## start Information provided

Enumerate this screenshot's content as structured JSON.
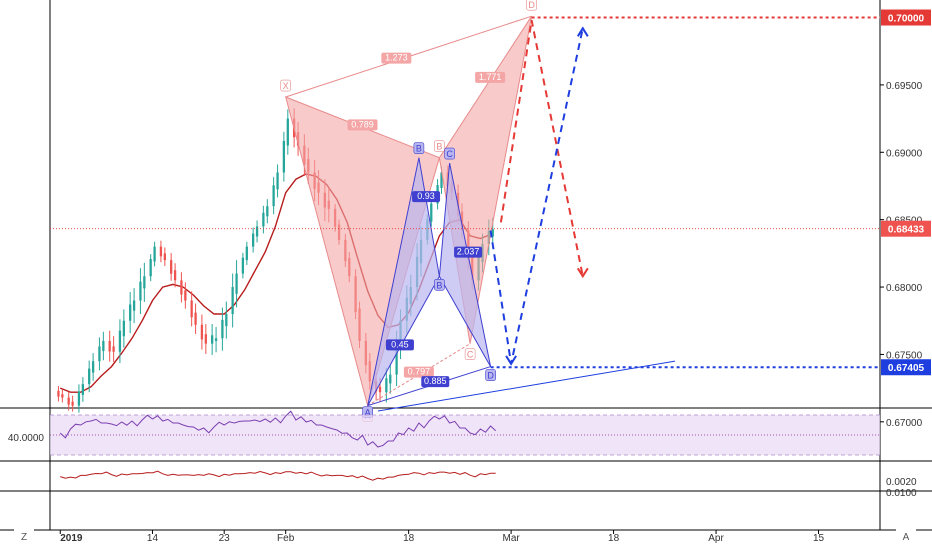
{
  "colors": {
    "up": "#26a69a",
    "down": "#ef5350",
    "ma": "#b71c1c",
    "pattern_fill": "#f4a6a6",
    "pattern_edge": "#e88a8a",
    "abcd_fill": "#b9b6ef",
    "abcd_edge": "#3f3fd0",
    "target_red": "#e53935",
    "target_blue": "#1e3ee0",
    "rsi_band": "#e9d9f7"
  },
  "chart_data": [
    {
      "type": "candlestick",
      "title": "",
      "price_axis": {
        "ticks": [
          "0.70000",
          "0.69500",
          "0.69000",
          "0.68500",
          "0.68000",
          "0.67500",
          "0.67000"
        ],
        "tick_values": [
          0.7,
          0.695,
          0.69,
          0.685,
          0.68,
          0.675,
          0.67
        ],
        "ylim": [
          0.6711,
          0.7013
        ]
      },
      "price_labels": [
        {
          "text": "0.70000",
          "value": 0.7,
          "color": "#e53935"
        },
        {
          "text": "0.68433",
          "value": 0.68433,
          "color": "#ef5350"
        },
        {
          "text": "0.67405",
          "value": 0.67405,
          "color": "#1e3ee0"
        }
      ],
      "time_axis": {
        "ticks": [
          {
            "label": "2019",
            "bold": true,
            "index": 0
          },
          {
            "label": "14",
            "index": 9
          },
          {
            "label": "23",
            "index": 16
          },
          {
            "label": "Feb",
            "index": 22
          },
          {
            "label": "18",
            "index": 34
          },
          {
            "label": "Mar",
            "index": 44
          },
          {
            "label": "18",
            "index": 54
          },
          {
            "label": "Apr",
            "index": 64
          },
          {
            "label": "15",
            "index": 74
          }
        ],
        "xlim": [
          -1,
          80
        ]
      },
      "close": [
        0.6718,
        0.6712,
        0.6728,
        0.6745,
        0.676,
        0.6752,
        0.6775,
        0.679,
        0.6808,
        0.683,
        0.682,
        0.6805,
        0.679,
        0.6772,
        0.6758,
        0.6762,
        0.678,
        0.681,
        0.683,
        0.6845,
        0.686,
        0.6885,
        0.6925,
        0.6905,
        0.6885,
        0.687,
        0.6858,
        0.6835,
        0.6808,
        0.676,
        0.673,
        0.6722,
        0.6735,
        0.6775,
        0.68,
        0.6835,
        0.6862,
        0.6885,
        0.687,
        0.6842,
        0.6805,
        0.6832,
        0.6843
      ],
      "series": [
        {
          "name": "",
          "kind": "ma",
          "values": [
            0.6725,
            0.6722,
            0.6722,
            0.6726,
            0.6734,
            0.6741,
            0.6751,
            0.6762,
            0.6775,
            0.679,
            0.68,
            0.6802,
            0.68,
            0.6794,
            0.6786,
            0.678,
            0.678,
            0.6787,
            0.6798,
            0.6812,
            0.6826,
            0.6845,
            0.687,
            0.688,
            0.6884,
            0.6882,
            0.6876,
            0.6865,
            0.6848,
            0.6822,
            0.6797,
            0.6779,
            0.677,
            0.6772,
            0.6781,
            0.6798,
            0.6818,
            0.6838,
            0.6848,
            0.685,
            0.6838,
            0.6836,
            0.6839
          ]
        }
      ],
      "harmonic": {
        "points": [
          {
            "label": "X",
            "index": 22,
            "value": 0.6941
          },
          {
            "label": "A",
            "index": 30,
            "value": 0.6712
          },
          {
            "label": "B",
            "index": 37,
            "value": 0.6896
          },
          {
            "label": "C",
            "index": 40,
            "value": 0.6758
          },
          {
            "label": "D",
            "index": 46,
            "value": 0.7001
          }
        ],
        "ratios": [
          "1.273",
          "1.771",
          "0.789",
          "0.797"
        ]
      },
      "abcd": {
        "points": [
          {
            "label": "A",
            "index": 30,
            "value": 0.6712
          },
          {
            "label": "B",
            "index": 35,
            "value": 0.6896
          },
          {
            "label": "C",
            "index": 38,
            "value": 0.6892
          },
          {
            "label": "D",
            "index": 42,
            "value": 0.6741
          }
        ],
        "ratios": [
          "0.45",
          "0.93",
          "2.037",
          "0.885"
        ]
      }
    },
    {
      "type": "line",
      "title": "",
      "ylabel_ticks": [
        "40.0000"
      ],
      "ylim": [
        25,
        75
      ],
      "values": [
        52,
        56,
        60,
        64,
        62,
        61,
        63,
        64,
        65,
        66,
        64,
        62,
        60,
        58,
        57,
        58,
        60,
        62,
        64,
        65,
        66,
        67,
        69,
        65,
        63,
        60,
        58,
        55,
        52,
        45,
        40,
        38,
        44,
        52,
        57,
        62,
        64,
        66,
        62,
        57,
        52,
        56,
        59
      ]
    },
    {
      "type": "line",
      "title": "",
      "ylabel_ticks": [
        "0.0020",
        "0.0100"
      ],
      "ylim": [
        -0.004,
        0.006
      ],
      "values": [
        0.0008,
        0.0006,
        0.0012,
        0.0016,
        0.0018,
        0.0015,
        0.0017,
        0.0018,
        0.0019,
        0.0021,
        0.0018,
        0.0016,
        0.0014,
        0.0012,
        0.0012,
        0.0014,
        0.0016,
        0.0018,
        0.0019,
        0.002,
        0.0021,
        0.0022,
        0.0025,
        0.002,
        0.0018,
        0.0016,
        0.0014,
        0.0012,
        0.0008,
        0.0004,
        0.0001,
        0.0002,
        0.0006,
        0.0012,
        0.0016,
        0.002,
        0.0022,
        0.0024,
        0.002,
        0.0016,
        0.0013,
        0.0018,
        0.002
      ]
    }
  ],
  "bottom_bar": {
    "left_btn": "Z",
    "right_btn": "A"
  }
}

## end Information provided

» **Short problem**
Transcribe the material exactly, and leave out whatever pictures it holds.

» **Correct response**
Enumerate this screenshot's content as structured JSON.
{
  "colors": {
    "up": "#26a69a",
    "down": "#ef5350",
    "ma": "#b71c1c",
    "pattern_fill": "#f4a6a6",
    "pattern_edge": "#e88a8a",
    "abcd_fill": "#b9b6ef",
    "abcd_edge": "#3f3fd0",
    "target_red": "#e53935",
    "target_blue": "#1e3ee0",
    "rsi_band": "#e9d9f7"
  },
  "chart_data": [
    {
      "type": "candlestick",
      "title": "",
      "price_axis": {
        "ticks": [
          "0.70000",
          "0.69500",
          "0.69000",
          "0.68500",
          "0.68000",
          "0.67500",
          "0.67000"
        ],
        "tick_values": [
          0.7,
          0.695,
          0.69,
          0.685,
          0.68,
          0.675,
          0.67
        ],
        "ylim": [
          0.6711,
          0.7013
        ]
      },
      "price_labels": [
        {
          "text": "0.70000",
          "value": 0.7,
          "color": "#e53935"
        },
        {
          "text": "0.68433",
          "value": 0.68433,
          "color": "#ef5350"
        },
        {
          "text": "0.67405",
          "value": 0.67405,
          "color": "#1e3ee0"
        }
      ],
      "time_axis": {
        "ticks": [
          {
            "label": "2019",
            "bold": true,
            "index": 0
          },
          {
            "label": "14",
            "index": 9
          },
          {
            "label": "23",
            "index": 16
          },
          {
            "label": "Feb",
            "index": 22
          },
          {
            "label": "18",
            "index": 34
          },
          {
            "label": "Mar",
            "index": 44
          },
          {
            "label": "18",
            "index": 54
          },
          {
            "label": "Apr",
            "index": 64
          },
          {
            "label": "15",
            "index": 74
          }
        ],
        "xlim": [
          -1,
          80
        ]
      },
      "close": [
        0.6718,
        0.6712,
        0.6728,
        0.6745,
        0.676,
        0.6752,
        0.6775,
        0.679,
        0.6808,
        0.683,
        0.682,
        0.6805,
        0.679,
        0.6772,
        0.6758,
        0.6762,
        0.678,
        0.681,
        0.683,
        0.6845,
        0.686,
        0.6885,
        0.6925,
        0.6905,
        0.6885,
        0.687,
        0.6858,
        0.6835,
        0.6808,
        0.676,
        0.673,
        0.6722,
        0.6735,
        0.6775,
        0.68,
        0.6835,
        0.6862,
        0.6885,
        0.687,
        0.6842,
        0.6805,
        0.6832,
        0.6843
      ],
      "series": [
        {
          "name": "",
          "kind": "ma",
          "values": [
            0.6725,
            0.6722,
            0.6722,
            0.6726,
            0.6734,
            0.6741,
            0.6751,
            0.6762,
            0.6775,
            0.679,
            0.68,
            0.6802,
            0.68,
            0.6794,
            0.6786,
            0.678,
            0.678,
            0.6787,
            0.6798,
            0.6812,
            0.6826,
            0.6845,
            0.687,
            0.688,
            0.6884,
            0.6882,
            0.6876,
            0.6865,
            0.6848,
            0.6822,
            0.6797,
            0.6779,
            0.677,
            0.6772,
            0.6781,
            0.6798,
            0.6818,
            0.6838,
            0.6848,
            0.685,
            0.6838,
            0.6836,
            0.6839
          ]
        }
      ],
      "harmonic": {
        "points": [
          {
            "label": "X",
            "index": 22,
            "value": 0.6941
          },
          {
            "label": "A",
            "index": 30,
            "value": 0.6712
          },
          {
            "label": "B",
            "index": 37,
            "value": 0.6896
          },
          {
            "label": "C",
            "index": 40,
            "value": 0.6758
          },
          {
            "label": "D",
            "index": 46,
            "value": 0.7001
          }
        ],
        "ratios": [
          "1.273",
          "1.771",
          "0.789",
          "0.797"
        ]
      },
      "abcd": {
        "points": [
          {
            "label": "A",
            "index": 30,
            "value": 0.6712
          },
          {
            "label": "B",
            "index": 35,
            "value": 0.6896
          },
          {
            "label": "C",
            "index": 38,
            "value": 0.6892
          },
          {
            "label": "D",
            "index": 42,
            "value": 0.6741
          }
        ],
        "ratios": [
          "0.45",
          "0.93",
          "2.037",
          "0.885"
        ]
      }
    },
    {
      "type": "line",
      "title": "",
      "ylabel_ticks": [
        "40.0000"
      ],
      "ylim": [
        25,
        75
      ],
      "values": [
        52,
        56,
        60,
        64,
        62,
        61,
        63,
        64,
        65,
        66,
        64,
        62,
        60,
        58,
        57,
        58,
        60,
        62,
        64,
        65,
        66,
        67,
        69,
        65,
        63,
        60,
        58,
        55,
        52,
        45,
        40,
        38,
        44,
        52,
        57,
        62,
        64,
        66,
        62,
        57,
        52,
        56,
        59
      ]
    },
    {
      "type": "line",
      "title": "",
      "ylabel_ticks": [
        "0.0020",
        "0.0100"
      ],
      "ylim": [
        -0.004,
        0.006
      ],
      "values": [
        0.0008,
        0.0006,
        0.0012,
        0.0016,
        0.0018,
        0.0015,
        0.0017,
        0.0018,
        0.0019,
        0.0021,
        0.0018,
        0.0016,
        0.0014,
        0.0012,
        0.0012,
        0.0014,
        0.0016,
        0.0018,
        0.0019,
        0.002,
        0.0021,
        0.0022,
        0.0025,
        0.002,
        0.0018,
        0.0016,
        0.0014,
        0.0012,
        0.0008,
        0.0004,
        0.0001,
        0.0002,
        0.0006,
        0.0012,
        0.0016,
        0.002,
        0.0022,
        0.0024,
        0.002,
        0.0016,
        0.0013,
        0.0018,
        0.002
      ]
    }
  ],
  "bottom_bar": {
    "left_btn": "Z",
    "right_btn": "A"
  }
}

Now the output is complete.